- Instructions for the task:
Omit the pictures, then reproduce every remaining record exactly.

Records from a dataset

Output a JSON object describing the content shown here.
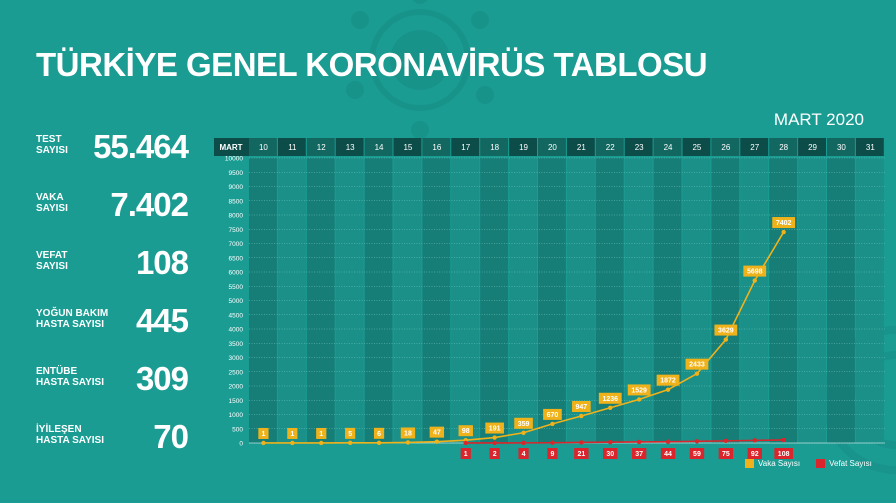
{
  "title": "TÜRKİYE GENEL KORONAVİRÜS TABLOSU",
  "month_label": "MART 2020",
  "stats": [
    {
      "label_lines": [
        "TEST",
        "SAYISI"
      ],
      "value": "55.464"
    },
    {
      "label_lines": [
        "VAKA",
        "SAYISI"
      ],
      "value": "7.402"
    },
    {
      "label_lines": [
        "VEFAT",
        "SAYISI"
      ],
      "value": "108"
    },
    {
      "label_lines": [
        "YOĞUN BAKIM",
        "HASTA SAYISI"
      ],
      "value": "445"
    },
    {
      "label_lines": [
        "ENTÜBE",
        "HASTA SAYISI"
      ],
      "value": "309"
    },
    {
      "label_lines": [
        "İYİLEŞEN",
        "HASTA SAYISI"
      ],
      "value": "70"
    }
  ],
  "colors": {
    "background": "#1a9c93",
    "header_a": "#0d4d49",
    "header_b": "#136761",
    "col_a": "#167e77",
    "col_b": "#1a9088",
    "vaka": "#f0b21b",
    "vefat": "#d9252b"
  },
  "chart_data": {
    "type": "line",
    "x_header_label": "MART",
    "x": [
      "10",
      "11",
      "12",
      "13",
      "14",
      "15",
      "16",
      "17",
      "18",
      "19",
      "20",
      "21",
      "22",
      "23",
      "24",
      "25",
      "26",
      "27",
      "28",
      "29",
      "30",
      "31"
    ],
    "ylim": [
      0,
      10000
    ],
    "yticks": [
      0,
      500,
      1000,
      1500,
      2000,
      2500,
      3000,
      3500,
      4000,
      4500,
      5000,
      5500,
      6000,
      6500,
      7000,
      7500,
      8000,
      8500,
      9000,
      9500,
      10000
    ],
    "grid": true,
    "legend": "bottom-right",
    "series": [
      {
        "name": "Vaka Sayısı",
        "color": "#f0b21b",
        "label_position": "above",
        "x": [
          "10",
          "11",
          "12",
          "13",
          "14",
          "15",
          "16",
          "17",
          "18",
          "19",
          "20",
          "21",
          "22",
          "23",
          "24",
          "25",
          "26",
          "27",
          "28"
        ],
        "values": [
          1,
          1,
          1,
          5,
          6,
          18,
          47,
          98,
          191,
          359,
          670,
          947,
          1236,
          1529,
          1872,
          2433,
          3629,
          5698,
          7402
        ]
      },
      {
        "name": "Vefat Sayısı",
        "color": "#d9252b",
        "label_position": "below",
        "x": [
          "17",
          "18",
          "19",
          "20",
          "21",
          "22",
          "23",
          "24",
          "25",
          "26",
          "27",
          "28"
        ],
        "values": [
          1,
          2,
          4,
          9,
          21,
          30,
          37,
          44,
          59,
          75,
          92,
          108
        ]
      }
    ]
  }
}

- Exercise solution:
Output a JSON object describing the content shown here.
{
  "title": "TÜRKİYE GENEL KORONAVİRÜS TABLOSU",
  "month_label": "MART 2020",
  "stats": [
    {
      "label_lines": [
        "TEST",
        "SAYISI"
      ],
      "value": "55.464"
    },
    {
      "label_lines": [
        "VAKA",
        "SAYISI"
      ],
      "value": "7.402"
    },
    {
      "label_lines": [
        "VEFAT",
        "SAYISI"
      ],
      "value": "108"
    },
    {
      "label_lines": [
        "YOĞUN BAKIM",
        "HASTA SAYISI"
      ],
      "value": "445"
    },
    {
      "label_lines": [
        "ENTÜBE",
        "HASTA SAYISI"
      ],
      "value": "309"
    },
    {
      "label_lines": [
        "İYİLEŞEN",
        "HASTA SAYISI"
      ],
      "value": "70"
    }
  ],
  "colors": {
    "background": "#1a9c93",
    "header_a": "#0d4d49",
    "header_b": "#136761",
    "col_a": "#167e77",
    "col_b": "#1a9088",
    "vaka": "#f0b21b",
    "vefat": "#d9252b"
  },
  "chart_data": {
    "type": "line",
    "x_header_label": "MART",
    "x": [
      "10",
      "11",
      "12",
      "13",
      "14",
      "15",
      "16",
      "17",
      "18",
      "19",
      "20",
      "21",
      "22",
      "23",
      "24",
      "25",
      "26",
      "27",
      "28",
      "29",
      "30",
      "31"
    ],
    "ylim": [
      0,
      10000
    ],
    "yticks": [
      0,
      500,
      1000,
      1500,
      2000,
      2500,
      3000,
      3500,
      4000,
      4500,
      5000,
      5500,
      6000,
      6500,
      7000,
      7500,
      8000,
      8500,
      9000,
      9500,
      10000
    ],
    "grid": true,
    "legend": "bottom-right",
    "series": [
      {
        "name": "Vaka Sayısı",
        "color": "#f0b21b",
        "label_position": "above",
        "x": [
          "10",
          "11",
          "12",
          "13",
          "14",
          "15",
          "16",
          "17",
          "18",
          "19",
          "20",
          "21",
          "22",
          "23",
          "24",
          "25",
          "26",
          "27",
          "28"
        ],
        "values": [
          1,
          1,
          1,
          5,
          6,
          18,
          47,
          98,
          191,
          359,
          670,
          947,
          1236,
          1529,
          1872,
          2433,
          3629,
          5698,
          7402
        ]
      },
      {
        "name": "Vefat Sayısı",
        "color": "#d9252b",
        "label_position": "below",
        "x": [
          "17",
          "18",
          "19",
          "20",
          "21",
          "22",
          "23",
          "24",
          "25",
          "26",
          "27",
          "28"
        ],
        "values": [
          1,
          2,
          4,
          9,
          21,
          30,
          37,
          44,
          59,
          75,
          92,
          108
        ]
      }
    ]
  }
}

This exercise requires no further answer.